▸ **GIVEN RECORDS**
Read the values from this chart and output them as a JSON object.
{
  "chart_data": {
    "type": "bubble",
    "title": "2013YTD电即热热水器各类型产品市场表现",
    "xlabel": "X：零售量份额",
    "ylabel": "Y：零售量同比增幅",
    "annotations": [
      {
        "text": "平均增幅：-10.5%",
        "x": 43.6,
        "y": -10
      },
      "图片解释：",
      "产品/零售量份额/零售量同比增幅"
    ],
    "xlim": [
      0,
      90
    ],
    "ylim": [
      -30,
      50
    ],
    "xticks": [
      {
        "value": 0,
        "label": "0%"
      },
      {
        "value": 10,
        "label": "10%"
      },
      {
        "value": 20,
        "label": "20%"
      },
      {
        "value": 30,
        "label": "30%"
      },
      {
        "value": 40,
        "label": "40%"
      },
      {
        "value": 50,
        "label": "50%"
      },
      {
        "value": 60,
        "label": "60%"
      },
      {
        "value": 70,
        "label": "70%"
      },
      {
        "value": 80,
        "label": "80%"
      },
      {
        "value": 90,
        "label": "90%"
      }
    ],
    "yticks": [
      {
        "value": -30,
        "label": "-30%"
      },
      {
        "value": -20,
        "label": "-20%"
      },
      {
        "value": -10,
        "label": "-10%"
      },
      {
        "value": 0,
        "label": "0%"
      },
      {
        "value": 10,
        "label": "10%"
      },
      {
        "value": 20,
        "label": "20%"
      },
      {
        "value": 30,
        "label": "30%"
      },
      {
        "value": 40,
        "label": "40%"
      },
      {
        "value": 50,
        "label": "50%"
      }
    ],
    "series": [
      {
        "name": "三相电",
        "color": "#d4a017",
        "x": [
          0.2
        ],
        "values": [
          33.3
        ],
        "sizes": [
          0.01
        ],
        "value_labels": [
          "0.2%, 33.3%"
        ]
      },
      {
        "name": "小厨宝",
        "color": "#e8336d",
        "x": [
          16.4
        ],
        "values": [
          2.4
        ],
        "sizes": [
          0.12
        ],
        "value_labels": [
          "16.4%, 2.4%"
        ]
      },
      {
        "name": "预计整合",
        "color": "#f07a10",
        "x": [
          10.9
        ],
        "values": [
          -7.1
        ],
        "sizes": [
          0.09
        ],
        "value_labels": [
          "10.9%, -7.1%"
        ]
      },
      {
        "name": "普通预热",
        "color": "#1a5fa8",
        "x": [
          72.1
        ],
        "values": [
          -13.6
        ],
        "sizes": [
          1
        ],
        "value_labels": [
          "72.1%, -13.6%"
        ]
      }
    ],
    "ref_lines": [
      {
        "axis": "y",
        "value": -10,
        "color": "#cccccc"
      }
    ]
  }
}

...

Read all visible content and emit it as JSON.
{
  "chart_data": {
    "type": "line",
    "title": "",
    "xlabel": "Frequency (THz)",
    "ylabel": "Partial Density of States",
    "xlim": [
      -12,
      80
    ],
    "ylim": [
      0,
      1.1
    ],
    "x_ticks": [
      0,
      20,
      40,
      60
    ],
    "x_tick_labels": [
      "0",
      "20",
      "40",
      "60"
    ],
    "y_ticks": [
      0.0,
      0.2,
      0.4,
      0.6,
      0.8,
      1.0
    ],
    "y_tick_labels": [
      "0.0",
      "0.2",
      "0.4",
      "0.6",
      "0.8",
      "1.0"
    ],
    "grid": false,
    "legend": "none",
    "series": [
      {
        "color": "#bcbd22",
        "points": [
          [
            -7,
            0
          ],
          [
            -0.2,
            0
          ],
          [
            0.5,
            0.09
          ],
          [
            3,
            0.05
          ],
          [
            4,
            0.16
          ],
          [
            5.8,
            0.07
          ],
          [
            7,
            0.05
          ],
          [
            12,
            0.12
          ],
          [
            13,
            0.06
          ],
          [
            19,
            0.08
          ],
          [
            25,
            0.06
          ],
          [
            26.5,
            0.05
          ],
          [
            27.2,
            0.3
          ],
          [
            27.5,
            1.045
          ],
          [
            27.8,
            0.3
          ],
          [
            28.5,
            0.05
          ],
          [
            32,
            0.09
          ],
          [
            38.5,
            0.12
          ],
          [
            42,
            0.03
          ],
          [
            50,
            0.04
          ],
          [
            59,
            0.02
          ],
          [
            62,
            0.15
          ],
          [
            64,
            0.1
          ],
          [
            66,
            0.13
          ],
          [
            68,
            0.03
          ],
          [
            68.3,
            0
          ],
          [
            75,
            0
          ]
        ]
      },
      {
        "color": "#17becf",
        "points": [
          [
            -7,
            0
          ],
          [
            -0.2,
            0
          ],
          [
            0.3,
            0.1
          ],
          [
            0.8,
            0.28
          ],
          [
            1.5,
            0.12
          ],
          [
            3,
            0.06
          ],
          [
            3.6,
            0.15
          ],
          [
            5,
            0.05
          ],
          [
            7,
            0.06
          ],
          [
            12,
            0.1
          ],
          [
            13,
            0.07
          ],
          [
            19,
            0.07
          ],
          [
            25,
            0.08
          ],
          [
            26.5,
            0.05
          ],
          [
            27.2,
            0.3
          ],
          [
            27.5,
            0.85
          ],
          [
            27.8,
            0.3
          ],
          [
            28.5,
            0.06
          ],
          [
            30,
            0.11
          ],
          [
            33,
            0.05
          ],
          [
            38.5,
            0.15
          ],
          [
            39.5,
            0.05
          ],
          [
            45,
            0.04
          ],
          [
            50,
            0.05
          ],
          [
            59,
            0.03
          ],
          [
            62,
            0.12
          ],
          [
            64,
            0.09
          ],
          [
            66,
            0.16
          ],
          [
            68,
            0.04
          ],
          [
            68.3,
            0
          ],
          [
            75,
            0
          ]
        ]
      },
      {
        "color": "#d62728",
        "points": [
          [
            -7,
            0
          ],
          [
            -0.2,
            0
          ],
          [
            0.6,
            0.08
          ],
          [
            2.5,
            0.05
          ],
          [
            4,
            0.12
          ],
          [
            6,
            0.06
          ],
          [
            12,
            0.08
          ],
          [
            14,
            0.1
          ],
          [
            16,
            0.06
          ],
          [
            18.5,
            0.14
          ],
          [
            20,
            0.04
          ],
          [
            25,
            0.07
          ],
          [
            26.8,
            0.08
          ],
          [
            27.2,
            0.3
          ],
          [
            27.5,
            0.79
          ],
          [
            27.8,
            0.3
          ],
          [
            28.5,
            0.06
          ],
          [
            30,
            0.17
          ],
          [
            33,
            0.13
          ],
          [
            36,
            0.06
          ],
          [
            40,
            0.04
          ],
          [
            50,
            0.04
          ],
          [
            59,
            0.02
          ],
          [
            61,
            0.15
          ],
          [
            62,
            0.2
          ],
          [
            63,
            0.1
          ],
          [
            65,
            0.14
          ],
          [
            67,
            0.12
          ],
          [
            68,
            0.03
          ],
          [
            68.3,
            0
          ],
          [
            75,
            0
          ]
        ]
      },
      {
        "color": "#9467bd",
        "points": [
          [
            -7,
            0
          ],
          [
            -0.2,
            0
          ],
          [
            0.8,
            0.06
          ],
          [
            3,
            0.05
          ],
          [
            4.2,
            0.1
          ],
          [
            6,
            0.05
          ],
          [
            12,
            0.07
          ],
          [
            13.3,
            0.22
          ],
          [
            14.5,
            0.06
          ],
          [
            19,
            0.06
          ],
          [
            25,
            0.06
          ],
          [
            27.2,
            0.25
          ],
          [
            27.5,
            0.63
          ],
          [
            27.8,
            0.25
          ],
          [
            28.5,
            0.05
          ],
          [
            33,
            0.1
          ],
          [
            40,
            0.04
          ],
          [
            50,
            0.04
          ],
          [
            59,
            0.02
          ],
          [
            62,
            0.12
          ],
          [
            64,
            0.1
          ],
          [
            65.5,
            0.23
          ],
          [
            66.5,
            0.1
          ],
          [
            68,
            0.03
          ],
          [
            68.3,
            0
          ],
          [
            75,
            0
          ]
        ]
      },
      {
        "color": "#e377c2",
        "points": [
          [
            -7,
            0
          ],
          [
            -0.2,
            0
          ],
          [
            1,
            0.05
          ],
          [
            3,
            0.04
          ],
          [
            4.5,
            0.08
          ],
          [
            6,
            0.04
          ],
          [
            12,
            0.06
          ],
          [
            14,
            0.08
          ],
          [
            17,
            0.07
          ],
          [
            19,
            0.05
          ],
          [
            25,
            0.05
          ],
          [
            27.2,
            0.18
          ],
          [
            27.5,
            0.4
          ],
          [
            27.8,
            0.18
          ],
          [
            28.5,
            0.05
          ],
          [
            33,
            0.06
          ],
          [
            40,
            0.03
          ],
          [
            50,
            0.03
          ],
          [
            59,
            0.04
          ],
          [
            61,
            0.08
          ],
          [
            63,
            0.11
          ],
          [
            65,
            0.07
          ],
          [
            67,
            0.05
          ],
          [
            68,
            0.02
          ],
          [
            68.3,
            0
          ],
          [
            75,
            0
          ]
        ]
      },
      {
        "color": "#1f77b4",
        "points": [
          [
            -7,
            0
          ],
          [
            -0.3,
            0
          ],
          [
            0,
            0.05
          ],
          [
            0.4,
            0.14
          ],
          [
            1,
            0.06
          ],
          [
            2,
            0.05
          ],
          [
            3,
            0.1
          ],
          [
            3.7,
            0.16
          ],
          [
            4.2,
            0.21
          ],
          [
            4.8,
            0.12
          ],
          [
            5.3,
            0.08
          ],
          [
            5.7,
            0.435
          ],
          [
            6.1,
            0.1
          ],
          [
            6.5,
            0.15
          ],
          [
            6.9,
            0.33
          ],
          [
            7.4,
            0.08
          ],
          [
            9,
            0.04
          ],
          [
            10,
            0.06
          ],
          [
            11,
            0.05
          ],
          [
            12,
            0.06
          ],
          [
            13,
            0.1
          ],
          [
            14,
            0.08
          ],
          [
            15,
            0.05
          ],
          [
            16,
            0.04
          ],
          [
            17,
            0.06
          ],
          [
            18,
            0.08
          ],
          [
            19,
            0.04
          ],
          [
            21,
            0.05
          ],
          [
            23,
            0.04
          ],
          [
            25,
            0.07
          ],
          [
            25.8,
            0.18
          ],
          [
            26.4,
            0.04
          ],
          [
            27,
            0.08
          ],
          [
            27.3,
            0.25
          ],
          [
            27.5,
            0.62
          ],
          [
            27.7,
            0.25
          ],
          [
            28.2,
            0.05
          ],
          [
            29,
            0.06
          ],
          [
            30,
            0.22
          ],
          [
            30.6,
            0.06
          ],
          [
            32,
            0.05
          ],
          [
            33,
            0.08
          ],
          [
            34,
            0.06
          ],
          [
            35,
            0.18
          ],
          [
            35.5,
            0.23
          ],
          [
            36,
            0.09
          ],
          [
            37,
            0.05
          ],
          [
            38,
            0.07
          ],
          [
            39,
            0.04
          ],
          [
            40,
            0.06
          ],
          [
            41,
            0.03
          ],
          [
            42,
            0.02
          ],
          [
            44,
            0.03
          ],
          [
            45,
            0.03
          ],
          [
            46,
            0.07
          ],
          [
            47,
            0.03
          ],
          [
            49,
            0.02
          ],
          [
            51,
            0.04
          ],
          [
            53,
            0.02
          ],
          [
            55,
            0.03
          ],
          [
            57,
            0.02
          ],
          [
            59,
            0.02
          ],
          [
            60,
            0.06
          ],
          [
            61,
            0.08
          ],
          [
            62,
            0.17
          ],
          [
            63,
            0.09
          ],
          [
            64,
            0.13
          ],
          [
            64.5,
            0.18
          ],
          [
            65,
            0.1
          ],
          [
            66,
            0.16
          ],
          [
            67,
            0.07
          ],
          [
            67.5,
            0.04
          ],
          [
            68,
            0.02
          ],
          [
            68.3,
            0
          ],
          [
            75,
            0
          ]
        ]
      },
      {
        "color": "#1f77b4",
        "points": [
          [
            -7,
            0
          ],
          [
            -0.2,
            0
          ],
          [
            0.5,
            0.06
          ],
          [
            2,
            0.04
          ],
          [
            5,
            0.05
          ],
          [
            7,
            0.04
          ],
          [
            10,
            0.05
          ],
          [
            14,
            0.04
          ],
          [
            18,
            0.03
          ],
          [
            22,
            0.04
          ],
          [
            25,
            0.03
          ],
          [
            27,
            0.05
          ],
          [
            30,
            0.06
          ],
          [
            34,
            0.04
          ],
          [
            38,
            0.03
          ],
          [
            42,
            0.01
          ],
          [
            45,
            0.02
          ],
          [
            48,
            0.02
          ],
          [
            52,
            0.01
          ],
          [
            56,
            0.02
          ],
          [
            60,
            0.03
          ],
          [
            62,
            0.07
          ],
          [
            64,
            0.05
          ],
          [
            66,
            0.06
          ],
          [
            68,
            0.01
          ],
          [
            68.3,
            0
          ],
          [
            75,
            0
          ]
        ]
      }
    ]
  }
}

▸ **WORK INSTRUCTIONS**
Gather up the lines containing the word "color" from these records and copy them.

▸ **SOLVED PROBLEM**
        "color": "#d4a017",
        "color": "#e8336d",
        "color": "#f07a10",
        "color": "#1a5fa8",
        "color": "#cccccc"
        "color": "#bcbd22",
        "color": "#17becf",
        "color": "#d62728",
        "color": "#9467bd",
        "color": "#e377c2",
        "color": "#1f77b4",
        "color": "#1f77b4",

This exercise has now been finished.